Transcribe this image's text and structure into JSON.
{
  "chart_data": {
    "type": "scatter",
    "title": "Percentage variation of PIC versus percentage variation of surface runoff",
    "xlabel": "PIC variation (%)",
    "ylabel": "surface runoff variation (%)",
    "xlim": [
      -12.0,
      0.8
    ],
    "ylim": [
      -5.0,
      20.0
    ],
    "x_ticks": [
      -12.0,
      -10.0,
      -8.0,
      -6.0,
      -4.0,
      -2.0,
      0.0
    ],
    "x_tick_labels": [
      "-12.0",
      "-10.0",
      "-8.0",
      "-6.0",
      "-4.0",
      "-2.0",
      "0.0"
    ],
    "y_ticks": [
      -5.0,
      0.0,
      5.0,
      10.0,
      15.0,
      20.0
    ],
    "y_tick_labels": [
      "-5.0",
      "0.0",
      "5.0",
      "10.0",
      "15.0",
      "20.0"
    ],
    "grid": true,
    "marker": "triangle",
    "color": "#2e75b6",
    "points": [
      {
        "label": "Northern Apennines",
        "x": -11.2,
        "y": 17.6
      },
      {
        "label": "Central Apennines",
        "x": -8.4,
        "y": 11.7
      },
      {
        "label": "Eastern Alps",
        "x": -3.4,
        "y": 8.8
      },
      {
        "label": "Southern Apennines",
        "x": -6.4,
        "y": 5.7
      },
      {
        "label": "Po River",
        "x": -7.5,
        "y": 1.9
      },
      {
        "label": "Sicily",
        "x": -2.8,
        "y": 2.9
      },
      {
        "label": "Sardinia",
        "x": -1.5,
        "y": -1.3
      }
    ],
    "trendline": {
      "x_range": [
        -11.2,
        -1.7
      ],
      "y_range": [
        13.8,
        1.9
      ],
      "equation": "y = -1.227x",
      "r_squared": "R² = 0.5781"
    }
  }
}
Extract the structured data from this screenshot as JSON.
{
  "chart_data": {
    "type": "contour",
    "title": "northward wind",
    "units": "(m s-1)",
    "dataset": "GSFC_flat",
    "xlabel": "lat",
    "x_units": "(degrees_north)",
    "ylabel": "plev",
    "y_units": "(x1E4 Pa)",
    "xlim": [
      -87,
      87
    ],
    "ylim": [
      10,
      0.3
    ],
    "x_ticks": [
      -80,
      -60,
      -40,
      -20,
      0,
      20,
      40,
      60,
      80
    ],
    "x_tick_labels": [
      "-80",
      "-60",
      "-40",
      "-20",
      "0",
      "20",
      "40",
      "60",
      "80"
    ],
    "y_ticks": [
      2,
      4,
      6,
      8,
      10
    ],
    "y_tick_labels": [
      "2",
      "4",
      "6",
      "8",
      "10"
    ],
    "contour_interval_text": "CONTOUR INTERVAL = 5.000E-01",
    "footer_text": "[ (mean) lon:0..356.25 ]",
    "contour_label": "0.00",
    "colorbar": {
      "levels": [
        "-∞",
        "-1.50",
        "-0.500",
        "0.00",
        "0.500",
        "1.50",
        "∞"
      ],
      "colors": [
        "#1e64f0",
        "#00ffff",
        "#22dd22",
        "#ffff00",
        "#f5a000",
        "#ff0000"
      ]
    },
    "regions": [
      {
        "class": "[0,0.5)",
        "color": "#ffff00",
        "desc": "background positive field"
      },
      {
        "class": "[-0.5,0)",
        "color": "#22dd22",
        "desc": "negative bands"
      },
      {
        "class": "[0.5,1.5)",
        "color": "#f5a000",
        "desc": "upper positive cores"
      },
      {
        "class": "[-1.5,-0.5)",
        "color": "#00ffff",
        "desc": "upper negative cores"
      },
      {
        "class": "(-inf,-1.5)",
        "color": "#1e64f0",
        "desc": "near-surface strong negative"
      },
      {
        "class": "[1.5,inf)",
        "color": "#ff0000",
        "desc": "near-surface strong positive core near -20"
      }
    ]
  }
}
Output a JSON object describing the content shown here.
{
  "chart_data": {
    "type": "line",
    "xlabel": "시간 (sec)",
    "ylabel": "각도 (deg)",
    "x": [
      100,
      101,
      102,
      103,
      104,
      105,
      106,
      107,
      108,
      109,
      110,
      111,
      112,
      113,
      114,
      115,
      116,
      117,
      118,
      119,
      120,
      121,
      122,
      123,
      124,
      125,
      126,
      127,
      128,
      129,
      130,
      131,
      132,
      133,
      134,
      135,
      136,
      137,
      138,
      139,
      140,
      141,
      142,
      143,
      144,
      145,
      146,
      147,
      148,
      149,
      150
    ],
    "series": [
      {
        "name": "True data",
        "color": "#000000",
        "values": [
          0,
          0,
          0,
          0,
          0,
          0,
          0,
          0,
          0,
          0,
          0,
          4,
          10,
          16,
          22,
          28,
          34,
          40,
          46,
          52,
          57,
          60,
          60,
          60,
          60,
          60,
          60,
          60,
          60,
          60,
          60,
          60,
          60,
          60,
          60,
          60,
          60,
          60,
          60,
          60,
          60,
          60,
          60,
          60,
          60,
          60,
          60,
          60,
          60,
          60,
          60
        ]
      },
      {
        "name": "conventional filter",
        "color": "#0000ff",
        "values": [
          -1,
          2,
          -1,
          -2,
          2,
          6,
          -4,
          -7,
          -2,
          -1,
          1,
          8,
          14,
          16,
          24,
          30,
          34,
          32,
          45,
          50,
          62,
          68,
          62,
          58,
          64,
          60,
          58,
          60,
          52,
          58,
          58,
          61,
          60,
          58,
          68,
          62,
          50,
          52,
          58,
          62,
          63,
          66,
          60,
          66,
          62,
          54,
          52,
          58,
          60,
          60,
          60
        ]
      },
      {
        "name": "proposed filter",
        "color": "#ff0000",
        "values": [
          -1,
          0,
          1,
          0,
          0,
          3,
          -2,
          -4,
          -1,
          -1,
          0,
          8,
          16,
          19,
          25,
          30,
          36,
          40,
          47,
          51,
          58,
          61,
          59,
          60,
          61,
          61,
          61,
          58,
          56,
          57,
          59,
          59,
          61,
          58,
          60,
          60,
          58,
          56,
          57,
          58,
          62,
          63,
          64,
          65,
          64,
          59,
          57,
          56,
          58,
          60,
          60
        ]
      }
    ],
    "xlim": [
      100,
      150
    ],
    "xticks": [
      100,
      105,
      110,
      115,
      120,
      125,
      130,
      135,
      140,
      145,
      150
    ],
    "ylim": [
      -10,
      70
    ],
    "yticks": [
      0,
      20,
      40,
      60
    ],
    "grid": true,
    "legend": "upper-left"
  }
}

→ **Task to carry out**
Search the data above for the string "filter" and return every line that has it.

→ **Completed task**
        "name": "conventional filter",
        "name": "proposed filter",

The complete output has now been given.